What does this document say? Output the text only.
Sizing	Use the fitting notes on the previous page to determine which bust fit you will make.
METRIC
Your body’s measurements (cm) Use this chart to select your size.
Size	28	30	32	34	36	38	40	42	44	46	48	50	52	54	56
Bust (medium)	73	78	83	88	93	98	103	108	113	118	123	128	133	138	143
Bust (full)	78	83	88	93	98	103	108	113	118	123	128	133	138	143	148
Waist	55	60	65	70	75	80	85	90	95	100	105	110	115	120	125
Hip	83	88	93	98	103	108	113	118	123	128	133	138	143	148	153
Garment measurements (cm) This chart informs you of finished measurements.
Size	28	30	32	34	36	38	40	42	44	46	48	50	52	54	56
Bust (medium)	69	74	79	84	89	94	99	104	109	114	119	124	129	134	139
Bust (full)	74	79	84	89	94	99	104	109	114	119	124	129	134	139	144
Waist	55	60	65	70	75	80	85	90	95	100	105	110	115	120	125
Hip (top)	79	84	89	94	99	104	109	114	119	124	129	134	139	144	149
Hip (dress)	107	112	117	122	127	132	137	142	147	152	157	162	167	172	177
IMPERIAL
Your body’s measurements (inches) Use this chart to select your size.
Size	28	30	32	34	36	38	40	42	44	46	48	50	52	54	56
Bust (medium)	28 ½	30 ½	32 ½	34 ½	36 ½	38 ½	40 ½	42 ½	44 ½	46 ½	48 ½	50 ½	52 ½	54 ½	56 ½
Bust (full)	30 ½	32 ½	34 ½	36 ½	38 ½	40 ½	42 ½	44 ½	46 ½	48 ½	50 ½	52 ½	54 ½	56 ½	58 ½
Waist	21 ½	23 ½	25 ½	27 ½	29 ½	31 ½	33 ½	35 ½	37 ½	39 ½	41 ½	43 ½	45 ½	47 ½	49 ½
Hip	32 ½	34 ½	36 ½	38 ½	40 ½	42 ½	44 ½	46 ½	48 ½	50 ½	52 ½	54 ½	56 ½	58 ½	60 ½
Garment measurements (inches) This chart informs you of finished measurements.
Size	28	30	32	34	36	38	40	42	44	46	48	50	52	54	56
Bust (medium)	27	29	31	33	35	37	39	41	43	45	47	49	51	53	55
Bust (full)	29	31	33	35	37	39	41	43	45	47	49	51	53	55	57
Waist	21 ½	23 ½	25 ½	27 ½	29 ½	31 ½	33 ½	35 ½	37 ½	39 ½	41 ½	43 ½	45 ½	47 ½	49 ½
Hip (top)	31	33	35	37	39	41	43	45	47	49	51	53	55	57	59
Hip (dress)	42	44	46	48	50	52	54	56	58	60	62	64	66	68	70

__________________________________________________

**What is being asked:**
Read through the entries and copy every line that includes "your".

**Finished exercise:**
Your body’s measurements (cm) Use this chart to select your size.
Your body’s measurements (inches) Use this chart to select your size.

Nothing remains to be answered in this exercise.